Data entries:

-- START --

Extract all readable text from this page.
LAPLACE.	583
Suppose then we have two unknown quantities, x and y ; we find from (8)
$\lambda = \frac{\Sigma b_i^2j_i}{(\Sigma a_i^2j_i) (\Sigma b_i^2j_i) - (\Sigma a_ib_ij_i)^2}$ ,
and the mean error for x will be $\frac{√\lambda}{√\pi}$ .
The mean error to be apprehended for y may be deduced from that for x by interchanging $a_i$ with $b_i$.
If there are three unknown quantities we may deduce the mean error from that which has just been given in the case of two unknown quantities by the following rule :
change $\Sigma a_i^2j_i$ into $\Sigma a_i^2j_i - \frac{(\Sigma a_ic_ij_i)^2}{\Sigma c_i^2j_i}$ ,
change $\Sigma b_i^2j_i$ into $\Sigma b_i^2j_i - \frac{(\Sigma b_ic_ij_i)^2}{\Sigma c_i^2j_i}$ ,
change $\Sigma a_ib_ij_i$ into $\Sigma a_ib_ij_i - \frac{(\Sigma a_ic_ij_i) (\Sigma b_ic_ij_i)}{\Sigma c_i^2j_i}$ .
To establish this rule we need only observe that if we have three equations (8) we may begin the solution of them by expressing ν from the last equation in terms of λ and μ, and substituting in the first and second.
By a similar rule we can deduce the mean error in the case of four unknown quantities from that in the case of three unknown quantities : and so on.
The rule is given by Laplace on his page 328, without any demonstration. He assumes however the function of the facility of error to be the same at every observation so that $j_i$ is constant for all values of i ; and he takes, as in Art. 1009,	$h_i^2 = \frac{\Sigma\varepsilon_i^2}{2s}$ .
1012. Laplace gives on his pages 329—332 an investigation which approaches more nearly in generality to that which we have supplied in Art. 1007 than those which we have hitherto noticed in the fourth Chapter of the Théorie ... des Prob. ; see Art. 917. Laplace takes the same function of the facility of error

-- END --

### EXERCISE TASK:
Print back all the lines verbatim.

### THE REPLY:
Extract all readable text from this page.
LAPLACE.	583
Suppose then we have two unknown quantities, x and y ; we find from (8)
$\lambda = \frac{\Sigma b_i^2j_i}{(\Sigma a_i^2j_i) (\Sigma b_i^2j_i) - (\Sigma a_ib_ij_i)^2}$ ,
and the mean error for x will be $\frac{√\lambda}{√\pi}$ .
The mean error to be apprehended for y may be deduced from that for x by interchanging $a_i$ with $b_i$.
If there are three unknown quantities we may deduce the mean error from that which has just been given in the case of two unknown quantities by the following rule :
change $\Sigma a_i^2j_i$ into $\Sigma a_i^2j_i - \frac{(\Sigma a_ic_ij_i)^2}{\Sigma c_i^2j_i}$ ,
change $\Sigma b_i^2j_i$ into $\Sigma b_i^2j_i - \frac{(\Sigma b_ic_ij_i)^2}{\Sigma c_i^2j_i}$ ,
change $\Sigma a_ib_ij_i$ into $\Sigma a_ib_ij_i - \frac{(\Sigma a_ic_ij_i) (\Sigma b_ic_ij_i)}{\Sigma c_i^2j_i}$ .
To establish this rule we need only observe that if we have three equations (8) we may begin the solution of them by expressing ν from the last equation in terms of λ and μ, and substituting in the first and second.
By a similar rule we can deduce the mean error in the case of four unknown quantities from that in the case of three unknown quantities : and so on.
The rule is given by Laplace on his page 328, without any demonstration. He assumes however the function of the facility of error to be the same at every observation so that $j_i$ is constant for all values of i ; and he takes, as in Art. 1009,	$h_i^2 = \frac{\Sigma\varepsilon_i^2}{2s}$ .
1012. Laplace gives on his pages 329—332 an investigation which approaches more nearly in generality to that which we have supplied in Art. 1007 than those which we have hitherto noticed in the fourth Chapter of the Théorie ... des Prob. ; see Art. 917. Laplace takes the same function of the facility of error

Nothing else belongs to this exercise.